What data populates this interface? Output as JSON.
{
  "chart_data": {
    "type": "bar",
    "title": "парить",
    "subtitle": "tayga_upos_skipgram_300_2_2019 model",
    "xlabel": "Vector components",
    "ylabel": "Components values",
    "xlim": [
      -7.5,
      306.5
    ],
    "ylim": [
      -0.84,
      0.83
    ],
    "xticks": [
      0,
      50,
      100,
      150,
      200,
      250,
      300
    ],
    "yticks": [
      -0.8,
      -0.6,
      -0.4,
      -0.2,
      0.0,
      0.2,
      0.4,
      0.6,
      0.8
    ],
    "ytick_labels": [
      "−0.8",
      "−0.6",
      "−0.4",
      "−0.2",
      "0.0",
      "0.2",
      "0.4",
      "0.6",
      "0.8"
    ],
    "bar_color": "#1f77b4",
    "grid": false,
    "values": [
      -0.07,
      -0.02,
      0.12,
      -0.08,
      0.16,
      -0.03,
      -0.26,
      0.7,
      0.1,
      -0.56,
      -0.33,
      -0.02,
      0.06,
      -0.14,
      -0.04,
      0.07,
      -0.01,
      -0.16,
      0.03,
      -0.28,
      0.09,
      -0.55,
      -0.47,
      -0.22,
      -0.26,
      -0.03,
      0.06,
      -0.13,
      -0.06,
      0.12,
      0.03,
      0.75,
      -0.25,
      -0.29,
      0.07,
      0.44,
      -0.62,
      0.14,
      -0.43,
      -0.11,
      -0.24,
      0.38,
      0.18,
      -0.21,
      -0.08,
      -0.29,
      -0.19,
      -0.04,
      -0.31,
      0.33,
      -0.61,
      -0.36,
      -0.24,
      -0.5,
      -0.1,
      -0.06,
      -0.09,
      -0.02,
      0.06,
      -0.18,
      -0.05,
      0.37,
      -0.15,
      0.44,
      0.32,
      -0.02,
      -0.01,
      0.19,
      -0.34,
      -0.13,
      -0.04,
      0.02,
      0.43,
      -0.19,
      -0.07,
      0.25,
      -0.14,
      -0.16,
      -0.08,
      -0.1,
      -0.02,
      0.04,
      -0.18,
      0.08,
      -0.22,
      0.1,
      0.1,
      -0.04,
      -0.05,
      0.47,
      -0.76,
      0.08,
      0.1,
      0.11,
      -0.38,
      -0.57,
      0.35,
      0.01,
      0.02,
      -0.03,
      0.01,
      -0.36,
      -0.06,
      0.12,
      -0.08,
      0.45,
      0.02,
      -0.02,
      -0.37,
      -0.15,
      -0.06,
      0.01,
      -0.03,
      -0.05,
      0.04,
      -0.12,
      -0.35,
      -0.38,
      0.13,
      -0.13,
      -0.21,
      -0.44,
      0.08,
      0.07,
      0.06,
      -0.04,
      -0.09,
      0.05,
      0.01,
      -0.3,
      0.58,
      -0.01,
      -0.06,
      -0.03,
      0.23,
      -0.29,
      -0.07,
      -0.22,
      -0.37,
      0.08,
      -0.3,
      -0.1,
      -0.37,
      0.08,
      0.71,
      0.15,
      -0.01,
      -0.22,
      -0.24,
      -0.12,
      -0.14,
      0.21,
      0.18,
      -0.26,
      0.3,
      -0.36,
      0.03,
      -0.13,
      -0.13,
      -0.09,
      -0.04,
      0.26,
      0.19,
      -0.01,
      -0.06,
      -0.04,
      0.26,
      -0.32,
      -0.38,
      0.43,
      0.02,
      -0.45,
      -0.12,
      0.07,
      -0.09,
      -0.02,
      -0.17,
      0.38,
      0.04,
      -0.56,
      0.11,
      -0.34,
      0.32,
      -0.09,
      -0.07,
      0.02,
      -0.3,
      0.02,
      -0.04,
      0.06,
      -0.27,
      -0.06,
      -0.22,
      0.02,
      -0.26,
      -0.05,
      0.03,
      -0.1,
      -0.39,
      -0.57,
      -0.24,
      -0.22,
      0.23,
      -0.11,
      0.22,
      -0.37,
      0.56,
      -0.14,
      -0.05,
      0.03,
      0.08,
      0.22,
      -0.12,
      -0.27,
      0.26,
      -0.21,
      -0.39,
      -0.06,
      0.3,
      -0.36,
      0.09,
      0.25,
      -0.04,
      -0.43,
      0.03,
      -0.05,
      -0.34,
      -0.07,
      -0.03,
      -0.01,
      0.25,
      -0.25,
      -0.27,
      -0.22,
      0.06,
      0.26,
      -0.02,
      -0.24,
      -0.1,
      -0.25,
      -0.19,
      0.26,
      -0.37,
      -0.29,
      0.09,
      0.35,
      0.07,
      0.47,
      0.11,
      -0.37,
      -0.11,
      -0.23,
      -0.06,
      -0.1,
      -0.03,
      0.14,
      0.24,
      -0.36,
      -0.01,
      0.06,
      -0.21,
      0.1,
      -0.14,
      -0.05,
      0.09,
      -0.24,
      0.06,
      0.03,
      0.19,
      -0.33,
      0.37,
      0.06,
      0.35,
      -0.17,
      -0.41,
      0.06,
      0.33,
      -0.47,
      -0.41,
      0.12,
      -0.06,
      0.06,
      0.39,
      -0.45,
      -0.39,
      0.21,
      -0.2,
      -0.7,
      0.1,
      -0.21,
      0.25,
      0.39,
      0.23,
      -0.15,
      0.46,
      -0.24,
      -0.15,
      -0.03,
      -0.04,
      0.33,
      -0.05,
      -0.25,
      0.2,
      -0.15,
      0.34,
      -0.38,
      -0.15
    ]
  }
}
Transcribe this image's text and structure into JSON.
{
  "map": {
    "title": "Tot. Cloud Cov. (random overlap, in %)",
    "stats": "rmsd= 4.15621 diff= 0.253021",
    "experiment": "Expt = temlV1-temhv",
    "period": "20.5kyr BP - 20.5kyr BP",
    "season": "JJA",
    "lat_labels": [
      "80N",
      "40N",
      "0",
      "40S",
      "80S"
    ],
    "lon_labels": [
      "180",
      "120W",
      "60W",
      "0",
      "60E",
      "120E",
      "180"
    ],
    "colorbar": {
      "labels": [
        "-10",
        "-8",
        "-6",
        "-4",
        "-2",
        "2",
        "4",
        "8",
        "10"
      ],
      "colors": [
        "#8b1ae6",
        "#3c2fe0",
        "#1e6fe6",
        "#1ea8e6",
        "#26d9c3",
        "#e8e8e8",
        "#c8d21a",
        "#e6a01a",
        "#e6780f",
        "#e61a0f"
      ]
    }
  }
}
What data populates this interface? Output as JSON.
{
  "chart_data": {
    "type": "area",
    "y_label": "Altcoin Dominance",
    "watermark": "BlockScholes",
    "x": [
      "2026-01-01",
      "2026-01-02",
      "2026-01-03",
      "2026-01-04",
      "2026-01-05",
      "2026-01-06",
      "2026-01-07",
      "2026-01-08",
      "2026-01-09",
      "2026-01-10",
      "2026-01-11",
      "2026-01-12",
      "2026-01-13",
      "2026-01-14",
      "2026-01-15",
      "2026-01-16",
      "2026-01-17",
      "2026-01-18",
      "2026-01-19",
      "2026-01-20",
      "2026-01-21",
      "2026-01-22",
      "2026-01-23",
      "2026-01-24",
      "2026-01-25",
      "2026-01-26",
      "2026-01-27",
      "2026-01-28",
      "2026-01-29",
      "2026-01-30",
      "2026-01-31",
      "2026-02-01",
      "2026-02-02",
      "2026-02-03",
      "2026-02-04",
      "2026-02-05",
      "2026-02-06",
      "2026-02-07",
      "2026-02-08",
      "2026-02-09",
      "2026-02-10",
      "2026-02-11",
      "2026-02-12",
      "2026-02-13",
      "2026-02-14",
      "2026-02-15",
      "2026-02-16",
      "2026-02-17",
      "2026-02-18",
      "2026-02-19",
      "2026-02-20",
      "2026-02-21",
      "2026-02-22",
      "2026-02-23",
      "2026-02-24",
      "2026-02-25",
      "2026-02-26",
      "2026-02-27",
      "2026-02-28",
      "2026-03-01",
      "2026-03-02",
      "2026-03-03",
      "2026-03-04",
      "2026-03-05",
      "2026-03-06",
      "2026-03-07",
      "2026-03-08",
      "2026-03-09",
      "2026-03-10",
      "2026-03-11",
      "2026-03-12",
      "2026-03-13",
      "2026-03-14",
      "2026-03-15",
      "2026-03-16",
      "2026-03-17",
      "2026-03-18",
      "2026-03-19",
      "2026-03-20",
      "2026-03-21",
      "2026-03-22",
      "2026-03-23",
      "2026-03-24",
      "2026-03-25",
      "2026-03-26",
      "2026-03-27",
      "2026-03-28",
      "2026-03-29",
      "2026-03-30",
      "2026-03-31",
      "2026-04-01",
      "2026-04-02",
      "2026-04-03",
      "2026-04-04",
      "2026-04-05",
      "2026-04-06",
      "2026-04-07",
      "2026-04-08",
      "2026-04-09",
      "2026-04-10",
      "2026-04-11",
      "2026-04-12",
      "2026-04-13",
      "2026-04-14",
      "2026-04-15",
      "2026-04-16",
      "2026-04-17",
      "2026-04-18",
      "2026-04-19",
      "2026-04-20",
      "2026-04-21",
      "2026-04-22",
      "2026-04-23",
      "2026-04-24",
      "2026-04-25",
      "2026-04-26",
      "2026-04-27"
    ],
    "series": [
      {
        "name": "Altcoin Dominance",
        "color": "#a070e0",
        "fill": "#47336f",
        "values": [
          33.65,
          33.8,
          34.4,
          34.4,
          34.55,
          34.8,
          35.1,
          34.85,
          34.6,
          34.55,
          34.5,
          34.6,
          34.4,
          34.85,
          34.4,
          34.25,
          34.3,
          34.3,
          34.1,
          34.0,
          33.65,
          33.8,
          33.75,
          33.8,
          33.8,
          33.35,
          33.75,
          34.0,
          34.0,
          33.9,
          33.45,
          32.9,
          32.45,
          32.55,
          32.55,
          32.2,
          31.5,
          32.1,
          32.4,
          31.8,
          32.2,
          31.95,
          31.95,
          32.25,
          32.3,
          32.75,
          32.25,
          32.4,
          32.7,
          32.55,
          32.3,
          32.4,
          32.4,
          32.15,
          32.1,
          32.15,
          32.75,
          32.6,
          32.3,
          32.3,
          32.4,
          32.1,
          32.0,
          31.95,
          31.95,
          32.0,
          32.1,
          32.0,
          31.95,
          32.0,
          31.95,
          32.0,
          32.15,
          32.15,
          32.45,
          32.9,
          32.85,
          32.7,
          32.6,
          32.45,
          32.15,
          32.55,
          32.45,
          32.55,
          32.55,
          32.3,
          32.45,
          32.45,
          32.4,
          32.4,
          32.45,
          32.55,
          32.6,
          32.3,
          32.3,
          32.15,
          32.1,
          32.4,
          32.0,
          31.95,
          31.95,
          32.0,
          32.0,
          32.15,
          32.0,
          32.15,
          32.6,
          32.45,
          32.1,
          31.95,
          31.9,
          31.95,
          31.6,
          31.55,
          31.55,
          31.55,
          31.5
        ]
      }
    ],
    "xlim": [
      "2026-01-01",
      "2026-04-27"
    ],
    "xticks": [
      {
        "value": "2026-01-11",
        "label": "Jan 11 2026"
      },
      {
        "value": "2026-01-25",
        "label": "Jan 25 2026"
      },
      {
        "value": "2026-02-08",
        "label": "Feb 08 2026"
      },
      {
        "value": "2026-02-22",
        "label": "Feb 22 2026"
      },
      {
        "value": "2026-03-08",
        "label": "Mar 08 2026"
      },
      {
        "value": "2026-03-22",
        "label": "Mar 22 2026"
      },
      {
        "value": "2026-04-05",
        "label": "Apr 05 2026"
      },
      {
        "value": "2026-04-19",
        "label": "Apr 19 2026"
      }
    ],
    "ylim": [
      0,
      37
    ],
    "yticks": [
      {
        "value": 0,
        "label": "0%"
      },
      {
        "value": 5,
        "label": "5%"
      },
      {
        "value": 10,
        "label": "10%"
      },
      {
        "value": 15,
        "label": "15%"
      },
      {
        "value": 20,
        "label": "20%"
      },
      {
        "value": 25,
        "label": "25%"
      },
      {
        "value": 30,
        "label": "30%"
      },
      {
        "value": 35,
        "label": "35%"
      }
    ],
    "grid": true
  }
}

-- -- --

- _TASK DETAILS_: Pull out the lines above in which the word "Altcoin" appears.

- _RESPONSE TO THIS TASK_:
    "y_label": "Altcoin Dominance",
        "name": "Altcoin Dominance",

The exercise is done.